** START Data supplied **

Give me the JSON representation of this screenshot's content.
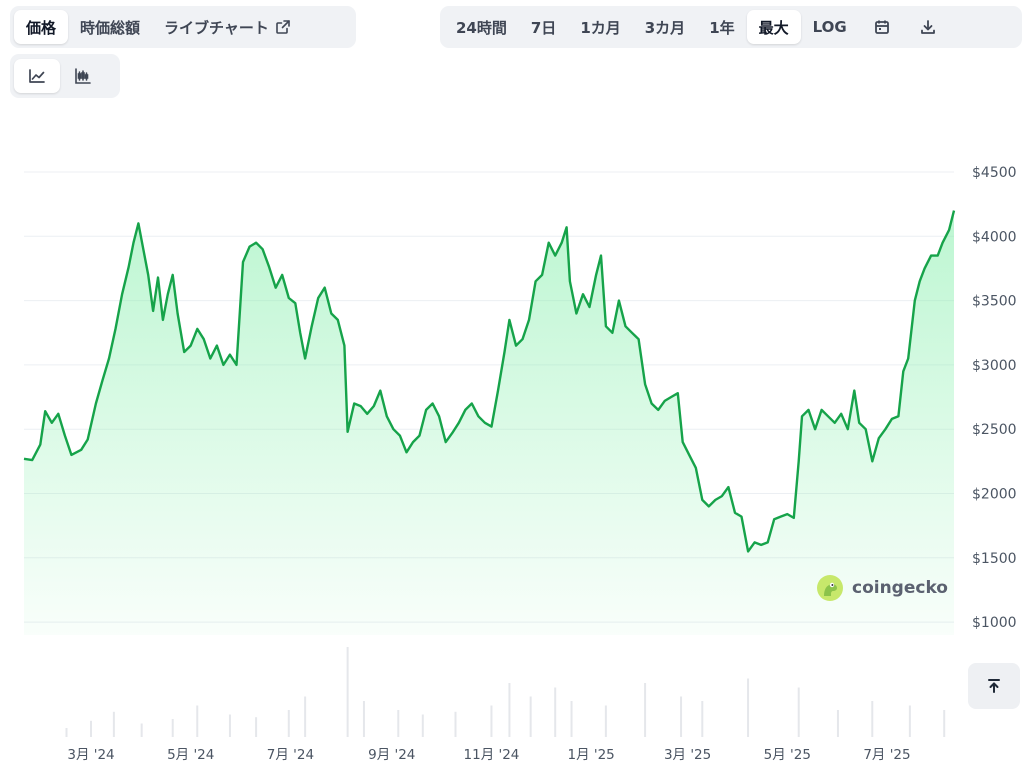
{
  "tabs": [
    {
      "label": "価格",
      "active": true
    },
    {
      "label": "時価総額",
      "active": false
    },
    {
      "label": "ライブチャート",
      "active": false,
      "external": true
    }
  ],
  "ranges": [
    {
      "label": "24時間",
      "active": false
    },
    {
      "label": "7日",
      "active": false
    },
    {
      "label": "1カ月",
      "active": false
    },
    {
      "label": "3カ月",
      "active": false
    },
    {
      "label": "1年",
      "active": false
    },
    {
      "label": "最大",
      "active": true
    },
    {
      "label": "LOG",
      "active": false
    }
  ],
  "range_icons": [
    "calendar-icon",
    "download-icon"
  ],
  "views": [
    {
      "icon": "line-chart-icon",
      "active": true
    },
    {
      "icon": "candlestick-chart-icon",
      "active": false
    }
  ],
  "watermark": {
    "label": "coingecko"
  },
  "colors": {
    "line": "#16a34a",
    "area_top": "#86efac",
    "grid": "#eceff3",
    "volume": "#e5e7eb"
  },
  "chart_data": {
    "type": "area",
    "title": "",
    "xlabel": "",
    "ylabel": "",
    "ylim": [
      800,
      4600
    ],
    "yticks": [
      1000,
      1500,
      2000,
      2500,
      3000,
      3500,
      4000,
      4500
    ],
    "ytick_labels": [
      "$1000",
      "$1500",
      "$2000",
      "$2500",
      "$3000",
      "$3500",
      "$4000",
      "$4500"
    ],
    "x_ticks": [
      {
        "label": "3月 '24",
        "date": "2024-03-01"
      },
      {
        "label": "5月 '24",
        "date": "2024-05-01"
      },
      {
        "label": "7月 '24",
        "date": "2024-07-01"
      },
      {
        "label": "9月 '24",
        "date": "2024-09-01"
      },
      {
        "label": "11月 '24",
        "date": "2024-11-01"
      },
      {
        "label": "1月 '25",
        "date": "2025-01-01"
      },
      {
        "label": "3月 '25",
        "date": "2025-03-01"
      },
      {
        "label": "5月 '25",
        "date": "2025-05-01"
      },
      {
        "label": "7月 '25",
        "date": "2025-07-01"
      }
    ],
    "grid": true,
    "series": [
      {
        "points": [
          [
            "2024-01-20",
            2270
          ],
          [
            "2024-01-25",
            2260
          ],
          [
            "2024-01-30",
            2380
          ],
          [
            "2024-02-02",
            2640
          ],
          [
            "2024-02-06",
            2550
          ],
          [
            "2024-02-10",
            2620
          ],
          [
            "2024-02-14",
            2450
          ],
          [
            "2024-02-18",
            2300
          ],
          [
            "2024-02-24",
            2340
          ],
          [
            "2024-02-28",
            2420
          ],
          [
            "2024-03-04",
            2700
          ],
          [
            "2024-03-08",
            2880
          ],
          [
            "2024-03-12",
            3050
          ],
          [
            "2024-03-16",
            3280
          ],
          [
            "2024-03-20",
            3550
          ],
          [
            "2024-03-24",
            3760
          ],
          [
            "2024-03-27",
            3950
          ],
          [
            "2024-03-30",
            4100
          ],
          [
            "2024-04-02",
            3900
          ],
          [
            "2024-04-05",
            3700
          ],
          [
            "2024-04-08",
            3420
          ],
          [
            "2024-04-11",
            3680
          ],
          [
            "2024-04-14",
            3350
          ],
          [
            "2024-04-17",
            3550
          ],
          [
            "2024-04-20",
            3700
          ],
          [
            "2024-04-23",
            3400
          ],
          [
            "2024-04-27",
            3100
          ],
          [
            "2024-05-01",
            3150
          ],
          [
            "2024-05-05",
            3280
          ],
          [
            "2024-05-09",
            3200
          ],
          [
            "2024-05-13",
            3050
          ],
          [
            "2024-05-17",
            3150
          ],
          [
            "2024-05-21",
            3000
          ],
          [
            "2024-05-25",
            3080
          ],
          [
            "2024-05-29",
            3000
          ],
          [
            "2024-06-02",
            3800
          ],
          [
            "2024-06-06",
            3920
          ],
          [
            "2024-06-10",
            3950
          ],
          [
            "2024-06-14",
            3900
          ],
          [
            "2024-06-18",
            3760
          ],
          [
            "2024-06-22",
            3600
          ],
          [
            "2024-06-26",
            3700
          ],
          [
            "2024-06-30",
            3520
          ],
          [
            "2024-07-04",
            3480
          ],
          [
            "2024-07-07",
            3250
          ],
          [
            "2024-07-10",
            3050
          ],
          [
            "2024-07-14",
            3300
          ],
          [
            "2024-07-18",
            3520
          ],
          [
            "2024-07-22",
            3600
          ],
          [
            "2024-07-26",
            3400
          ],
          [
            "2024-07-30",
            3350
          ],
          [
            "2024-08-03",
            3150
          ],
          [
            "2024-08-05",
            2480
          ],
          [
            "2024-08-09",
            2700
          ],
          [
            "2024-08-13",
            2680
          ],
          [
            "2024-08-17",
            2620
          ],
          [
            "2024-08-21",
            2680
          ],
          [
            "2024-08-25",
            2800
          ],
          [
            "2024-08-29",
            2600
          ],
          [
            "2024-09-02",
            2500
          ],
          [
            "2024-09-06",
            2450
          ],
          [
            "2024-09-10",
            2320
          ],
          [
            "2024-09-14",
            2400
          ],
          [
            "2024-09-18",
            2450
          ],
          [
            "2024-09-22",
            2650
          ],
          [
            "2024-09-26",
            2700
          ],
          [
            "2024-09-30",
            2600
          ],
          [
            "2024-10-04",
            2400
          ],
          [
            "2024-10-08",
            2470
          ],
          [
            "2024-10-12",
            2550
          ],
          [
            "2024-10-16",
            2650
          ],
          [
            "2024-10-20",
            2700
          ],
          [
            "2024-10-24",
            2600
          ],
          [
            "2024-10-28",
            2550
          ],
          [
            "2024-11-01",
            2520
          ],
          [
            "2024-11-05",
            2800
          ],
          [
            "2024-11-09",
            3100
          ],
          [
            "2024-11-12",
            3350
          ],
          [
            "2024-11-16",
            3150
          ],
          [
            "2024-11-20",
            3200
          ],
          [
            "2024-11-24",
            3350
          ],
          [
            "2024-11-28",
            3650
          ],
          [
            "2024-12-02",
            3700
          ],
          [
            "2024-12-06",
            3950
          ],
          [
            "2024-12-10",
            3850
          ],
          [
            "2024-12-14",
            3950
          ],
          [
            "2024-12-17",
            4070
          ],
          [
            "2024-12-19",
            3650
          ],
          [
            "2024-12-23",
            3400
          ],
          [
            "2024-12-27",
            3550
          ],
          [
            "2024-12-31",
            3450
          ],
          [
            "2025-01-04",
            3700
          ],
          [
            "2025-01-07",
            3850
          ],
          [
            "2025-01-10",
            3300
          ],
          [
            "2025-01-14",
            3250
          ],
          [
            "2025-01-18",
            3500
          ],
          [
            "2025-01-22",
            3300
          ],
          [
            "2025-01-26",
            3250
          ],
          [
            "2025-01-30",
            3200
          ],
          [
            "2025-02-03",
            2850
          ],
          [
            "2025-02-07",
            2700
          ],
          [
            "2025-02-11",
            2650
          ],
          [
            "2025-02-15",
            2720
          ],
          [
            "2025-02-19",
            2750
          ],
          [
            "2025-02-23",
            2780
          ],
          [
            "2025-02-26",
            2400
          ],
          [
            "2025-03-02",
            2300
          ],
          [
            "2025-03-06",
            2200
          ],
          [
            "2025-03-10",
            1950
          ],
          [
            "2025-03-14",
            1900
          ],
          [
            "2025-03-18",
            1950
          ],
          [
            "2025-03-22",
            1980
          ],
          [
            "2025-03-26",
            2050
          ],
          [
            "2025-03-30",
            1850
          ],
          [
            "2025-04-03",
            1820
          ],
          [
            "2025-04-07",
            1550
          ],
          [
            "2025-04-11",
            1620
          ],
          [
            "2025-04-15",
            1600
          ],
          [
            "2025-04-19",
            1620
          ],
          [
            "2025-04-23",
            1800
          ],
          [
            "2025-04-27",
            1820
          ],
          [
            "2025-05-01",
            1840
          ],
          [
            "2025-05-05",
            1810
          ],
          [
            "2025-05-08",
            2250
          ],
          [
            "2025-05-10",
            2600
          ],
          [
            "2025-05-14",
            2650
          ],
          [
            "2025-05-18",
            2500
          ],
          [
            "2025-05-22",
            2650
          ],
          [
            "2025-05-26",
            2600
          ],
          [
            "2025-05-30",
            2550
          ],
          [
            "2025-06-03",
            2620
          ],
          [
            "2025-06-07",
            2500
          ],
          [
            "2025-06-11",
            2800
          ],
          [
            "2025-06-14",
            2550
          ],
          [
            "2025-06-18",
            2500
          ],
          [
            "2025-06-22",
            2250
          ],
          [
            "2025-06-26",
            2430
          ],
          [
            "2025-06-30",
            2500
          ],
          [
            "2025-07-04",
            2580
          ],
          [
            "2025-07-08",
            2600
          ],
          [
            "2025-07-11",
            2950
          ],
          [
            "2025-07-14",
            3050
          ],
          [
            "2025-07-18",
            3500
          ],
          [
            "2025-07-21",
            3650
          ],
          [
            "2025-07-24",
            3750
          ],
          [
            "2025-07-28",
            3850
          ],
          [
            "2025-08-01",
            3850
          ],
          [
            "2025-08-04",
            3950
          ],
          [
            "2025-08-08",
            4050
          ],
          [
            "2025-08-11",
            4200
          ]
        ]
      }
    ],
    "volume": [
      [
        "2024-02-15",
        0.1
      ],
      [
        "2024-03-01",
        0.18
      ],
      [
        "2024-03-15",
        0.28
      ],
      [
        "2024-04-01",
        0.15
      ],
      [
        "2024-04-20",
        0.2
      ],
      [
        "2024-05-05",
        0.35
      ],
      [
        "2024-05-25",
        0.25
      ],
      [
        "2024-06-10",
        0.22
      ],
      [
        "2024-06-30",
        0.3
      ],
      [
        "2024-07-10",
        0.45
      ],
      [
        "2024-08-05",
        1.0
      ],
      [
        "2024-08-15",
        0.4
      ],
      [
        "2024-09-05",
        0.3
      ],
      [
        "2024-09-20",
        0.25
      ],
      [
        "2024-10-10",
        0.28
      ],
      [
        "2024-11-01",
        0.35
      ],
      [
        "2024-11-12",
        0.6
      ],
      [
        "2024-11-25",
        0.45
      ],
      [
        "2024-12-10",
        0.55
      ],
      [
        "2024-12-20",
        0.4
      ],
      [
        "2025-01-10",
        0.35
      ],
      [
        "2025-02-03",
        0.6
      ],
      [
        "2025-02-25",
        0.45
      ],
      [
        "2025-03-10",
        0.4
      ],
      [
        "2025-04-07",
        0.65
      ],
      [
        "2025-05-08",
        0.55
      ],
      [
        "2025-06-01",
        0.3
      ],
      [
        "2025-06-22",
        0.4
      ],
      [
        "2025-07-15",
        0.35
      ],
      [
        "2025-08-05",
        0.3
      ]
    ]
  }
}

** END Data supplied **

[What you will do]
For this exercise, gather every line of the data that contains the word "date".

[Response to the task]
        "date": "2024-03-01"
        "date": "2024-05-01"
        "date": "2024-07-01"
        "date": "2024-09-01"
        "date": "2024-11-01"
        "date": "2025-01-01"
        "date": "2025-03-01"
        "date": "2025-05-01"
        "date": "2025-07-01"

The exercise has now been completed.